**Collected data:**
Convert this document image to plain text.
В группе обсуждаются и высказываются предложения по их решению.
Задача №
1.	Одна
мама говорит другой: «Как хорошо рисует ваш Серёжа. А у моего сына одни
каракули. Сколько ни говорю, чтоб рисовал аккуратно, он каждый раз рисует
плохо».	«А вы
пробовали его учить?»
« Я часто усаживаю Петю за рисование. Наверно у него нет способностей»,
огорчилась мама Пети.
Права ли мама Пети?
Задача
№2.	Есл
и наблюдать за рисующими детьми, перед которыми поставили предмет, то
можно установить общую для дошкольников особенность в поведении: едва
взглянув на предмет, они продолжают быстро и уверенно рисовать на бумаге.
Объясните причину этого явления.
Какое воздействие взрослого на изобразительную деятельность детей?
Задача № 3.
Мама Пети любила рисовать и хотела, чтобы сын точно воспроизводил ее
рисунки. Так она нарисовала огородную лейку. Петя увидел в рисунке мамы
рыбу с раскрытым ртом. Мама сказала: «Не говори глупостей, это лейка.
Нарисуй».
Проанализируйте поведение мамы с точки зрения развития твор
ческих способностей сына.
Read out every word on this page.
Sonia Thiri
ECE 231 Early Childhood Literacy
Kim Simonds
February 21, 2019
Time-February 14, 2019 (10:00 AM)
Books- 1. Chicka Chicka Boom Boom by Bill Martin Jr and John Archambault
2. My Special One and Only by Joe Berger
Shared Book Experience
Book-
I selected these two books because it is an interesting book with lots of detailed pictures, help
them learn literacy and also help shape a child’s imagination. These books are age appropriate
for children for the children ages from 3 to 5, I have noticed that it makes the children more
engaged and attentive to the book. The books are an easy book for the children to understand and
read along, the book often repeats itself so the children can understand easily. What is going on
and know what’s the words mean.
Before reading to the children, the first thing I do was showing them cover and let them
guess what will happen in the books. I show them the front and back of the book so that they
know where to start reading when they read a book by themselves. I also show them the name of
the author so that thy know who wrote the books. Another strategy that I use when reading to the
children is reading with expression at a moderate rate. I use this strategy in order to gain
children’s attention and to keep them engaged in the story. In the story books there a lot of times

**Problem:** All of the entries above need to be reproduced exactly.

**Response:**
Convert this document image to plain text.
В группе обсуждаются и высказываются предложения по их решению.
Задача №
1.	Одна
мама говорит другой: «Как хорошо рисует ваш Серёжа. А у моего сына одни
каракули. Сколько ни говорю, чтоб рисовал аккуратно, он каждый раз рисует
плохо».	«А вы
пробовали его учить?»
« Я часто усаживаю Петю за рисование. Наверно у него нет способностей»,
огорчилась мама Пети.
Права ли мама Пети?
Задача
№2.	Есл
и наблюдать за рисующими детьми, перед которыми поставили предмет, то
можно установить общую для дошкольников особенность в поведении: едва
взглянув на предмет, они продолжают быстро и уверенно рисовать на бумаге.
Объясните причину этого явления.
Какое воздействие взрослого на изобразительную деятельность детей?
Задача № 3.
Мама Пети любила рисовать и хотела, чтобы сын точно воспроизводил ее
рисунки. Так она нарисовала огородную лейку. Петя увидел в рисунке мамы
рыбу с раскрытым ртом. Мама сказала: «Не говори глупостей, это лейка.
Нарисуй».
Проанализируйте поведение мамы с точки зрения развития твор
ческих способностей сына.
Read out every word on this page.
Sonia Thiri
ECE 231 Early Childhood Literacy
Kim Simonds
February 21, 2019
Time-February 14, 2019 (10:00 AM)
Books- 1. Chicka Chicka Boom Boom by Bill Martin Jr and John Archambault
2. My Special One and Only by Joe Berger
Shared Book Experience
Book-
I selected these two books because it is an interesting book with lots of detailed pictures, help
them learn literacy and also help shape a child’s imagination. These books are age appropriate
for children for the children ages from 3 to 5, I have noticed that it makes the children more
engaged and attentive to the book. The books are an easy book for the children to understand and
read along, the book often repeats itself so the children can understand easily. What is going on
and know what’s the words mean.
Before reading to the children, the first thing I do was showing them cover and let them
guess what will happen in the books. I show them the front and back of the book so that they
know where to start reading when they read a book by themselves. I also show them the name of
the author so that thy know who wrote the books. Another strategy that I use when reading to the
children is reading with expression at a moderate rate. I use this strategy in order to gain
children’s attention and to keep them engaged in the story. In the story books there a lot of times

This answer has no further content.